**Written exercise**
In this exercise, return the whole listing exactly, excluding any images.

**Material to process**
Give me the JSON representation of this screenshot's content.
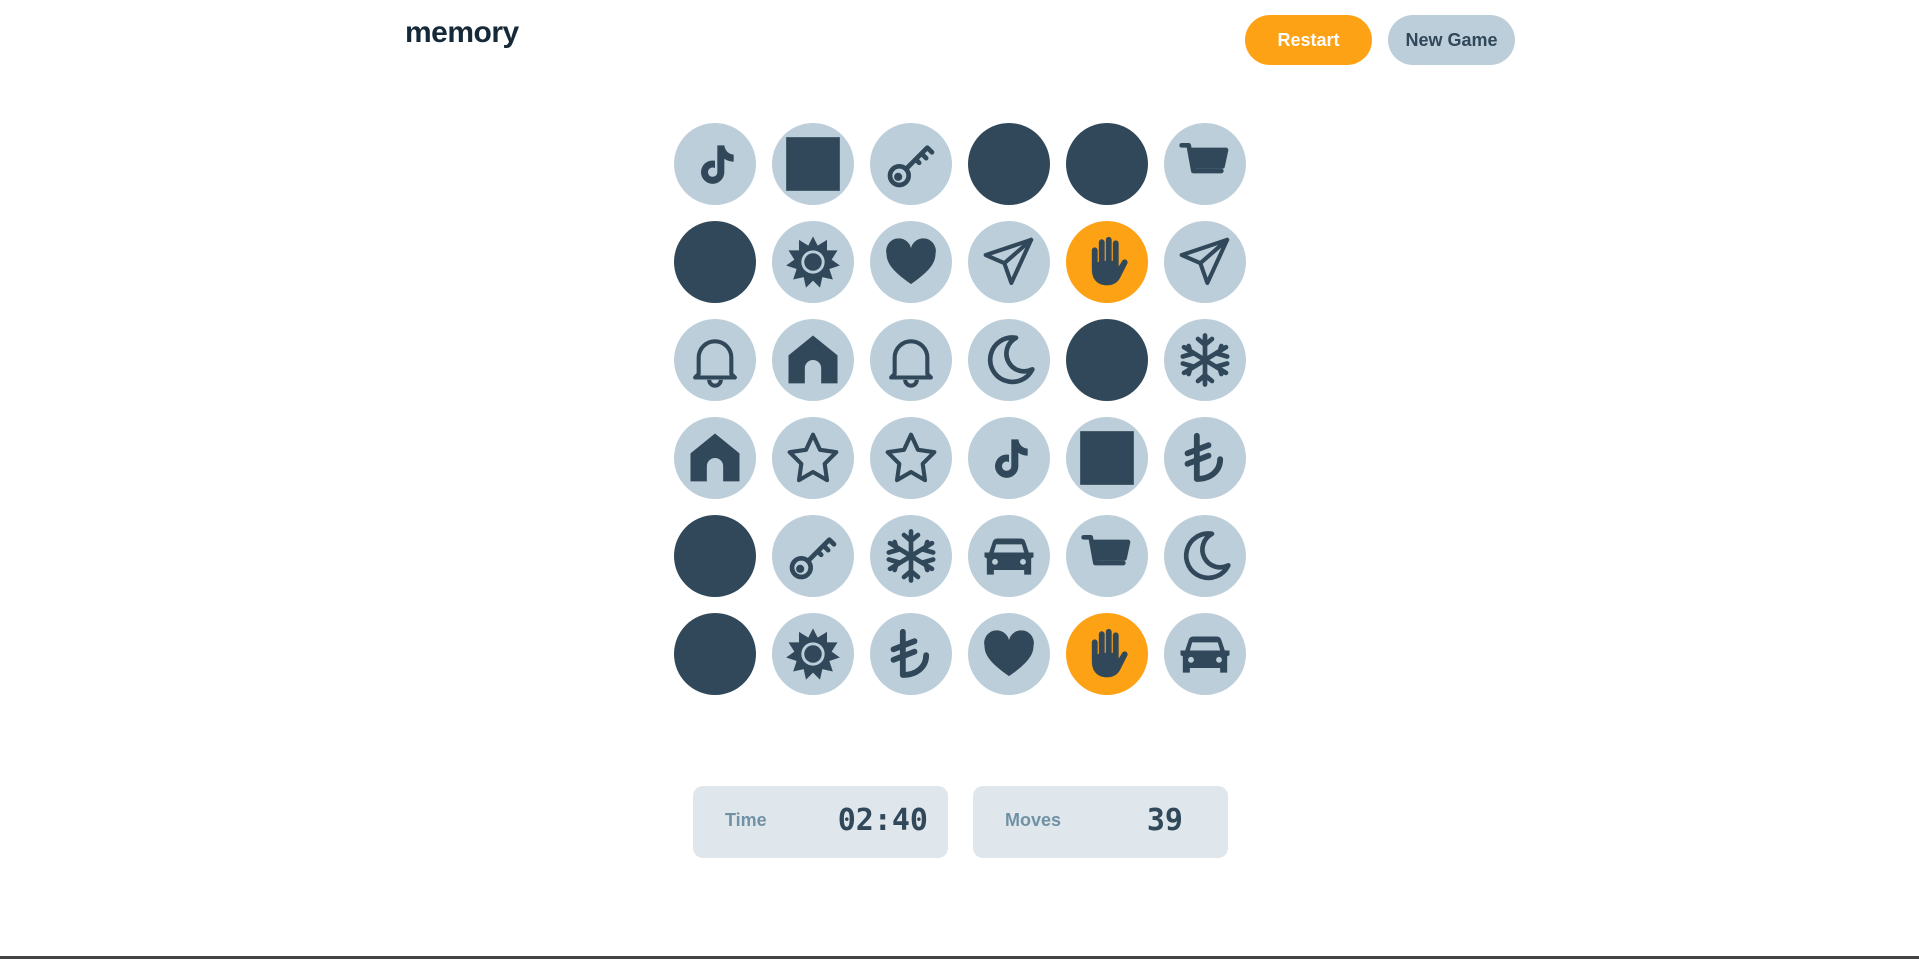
{
  "header": {
    "logo": "memory",
    "restart_label": "Restart",
    "new_game_label": "New Game"
  },
  "colors": {
    "hidden": "#304859",
    "matched": "#BCCED9",
    "active": "#FDA214",
    "icon": "#304859",
    "stat_bg": "#DFE7EC"
  },
  "board": {
    "columns": 6,
    "tiles": [
      {
        "state": "matched",
        "icon": "tiktok-icon"
      },
      {
        "state": "matched",
        "icon": "square-icon"
      },
      {
        "state": "matched",
        "icon": "key-icon"
      },
      {
        "state": "hidden",
        "icon": ""
      },
      {
        "state": "hidden",
        "icon": ""
      },
      {
        "state": "matched",
        "icon": "cart-icon"
      },
      {
        "state": "hidden",
        "icon": ""
      },
      {
        "state": "matched",
        "icon": "sun-icon"
      },
      {
        "state": "matched",
        "icon": "heart-icon"
      },
      {
        "state": "matched",
        "icon": "paper-plane-icon"
      },
      {
        "state": "active",
        "icon": "hand-icon"
      },
      {
        "state": "matched",
        "icon": "paper-plane-icon"
      },
      {
        "state": "matched",
        "icon": "bell-icon"
      },
      {
        "state": "matched",
        "icon": "house-icon"
      },
      {
        "state": "matched",
        "icon": "bell-icon"
      },
      {
        "state": "matched",
        "icon": "moon-icon"
      },
      {
        "state": "hidden",
        "icon": ""
      },
      {
        "state": "matched",
        "icon": "snowflake-icon"
      },
      {
        "state": "matched",
        "icon": "house-icon"
      },
      {
        "state": "matched",
        "icon": "star-icon"
      },
      {
        "state": "matched",
        "icon": "star-icon"
      },
      {
        "state": "matched",
        "icon": "tiktok-icon"
      },
      {
        "state": "matched",
        "icon": "square-icon"
      },
      {
        "state": "matched",
        "icon": "lira-icon"
      },
      {
        "state": "hidden",
        "icon": ""
      },
      {
        "state": "matched",
        "icon": "key-icon"
      },
      {
        "state": "matched",
        "icon": "snowflake-icon"
      },
      {
        "state": "matched",
        "icon": "car-icon"
      },
      {
        "state": "matched",
        "icon": "cart-icon"
      },
      {
        "state": "matched",
        "icon": "moon-icon"
      },
      {
        "state": "hidden",
        "icon": ""
      },
      {
        "state": "matched",
        "icon": "sun-icon"
      },
      {
        "state": "matched",
        "icon": "lira-icon"
      },
      {
        "state": "matched",
        "icon": "heart-icon"
      },
      {
        "state": "active",
        "icon": "hand-icon"
      },
      {
        "state": "matched",
        "icon": "car-icon"
      }
    ]
  },
  "stats": {
    "time_label": "Time",
    "time_value": "02:40",
    "moves_label": "Moves",
    "moves_value": "39"
  }
}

**Written reply**
Give me the JSON representation of this screenshot's content.
{
  "header": {
    "logo": "memory",
    "restart_label": "Restart",
    "new_game_label": "New Game"
  },
  "colors": {
    "hidden": "#304859",
    "matched": "#BCCED9",
    "active": "#FDA214",
    "icon": "#304859",
    "stat_bg": "#DFE7EC"
  },
  "board": {
    "columns": 6,
    "tiles": [
      {
        "state": "matched",
        "icon": "tiktok-icon"
      },
      {
        "state": "matched",
        "icon": "square-icon"
      },
      {
        "state": "matched",
        "icon": "key-icon"
      },
      {
        "state": "hidden",
        "icon": ""
      },
      {
        "state": "hidden",
        "icon": ""
      },
      {
        "state": "matched",
        "icon": "cart-icon"
      },
      {
        "state": "hidden",
        "icon": ""
      },
      {
        "state": "matched",
        "icon": "sun-icon"
      },
      {
        "state": "matched",
        "icon": "heart-icon"
      },
      {
        "state": "matched",
        "icon": "paper-plane-icon"
      },
      {
        "state": "active",
        "icon": "hand-icon"
      },
      {
        "state": "matched",
        "icon": "paper-plane-icon"
      },
      {
        "state": "matched",
        "icon": "bell-icon"
      },
      {
        "state": "matched",
        "icon": "house-icon"
      },
      {
        "state": "matched",
        "icon": "bell-icon"
      },
      {
        "state": "matched",
        "icon": "moon-icon"
      },
      {
        "state": "hidden",
        "icon": ""
      },
      {
        "state": "matched",
        "icon": "snowflake-icon"
      },
      {
        "state": "matched",
        "icon": "house-icon"
      },
      {
        "state": "matched",
        "icon": "star-icon"
      },
      {
        "state": "matched",
        "icon": "star-icon"
      },
      {
        "state": "matched",
        "icon": "tiktok-icon"
      },
      {
        "state": "matched",
        "icon": "square-icon"
      },
      {
        "state": "matched",
        "icon": "lira-icon"
      },
      {
        "state": "hidden",
        "icon": ""
      },
      {
        "state": "matched",
        "icon": "key-icon"
      },
      {
        "state": "matched",
        "icon": "snowflake-icon"
      },
      {
        "state": "matched",
        "icon": "car-icon"
      },
      {
        "state": "matched",
        "icon": "cart-icon"
      },
      {
        "state": "matched",
        "icon": "moon-icon"
      },
      {
        "state": "hidden",
        "icon": ""
      },
      {
        "state": "matched",
        "icon": "sun-icon"
      },
      {
        "state": "matched",
        "icon": "lira-icon"
      },
      {
        "state": "matched",
        "icon": "heart-icon"
      },
      {
        "state": "active",
        "icon": "hand-icon"
      },
      {
        "state": "matched",
        "icon": "car-icon"
      }
    ]
  },
  "stats": {
    "time_label": "Time",
    "time_value": "02:40",
    "moves_label": "Moves",
    "moves_value": "39"
  }
}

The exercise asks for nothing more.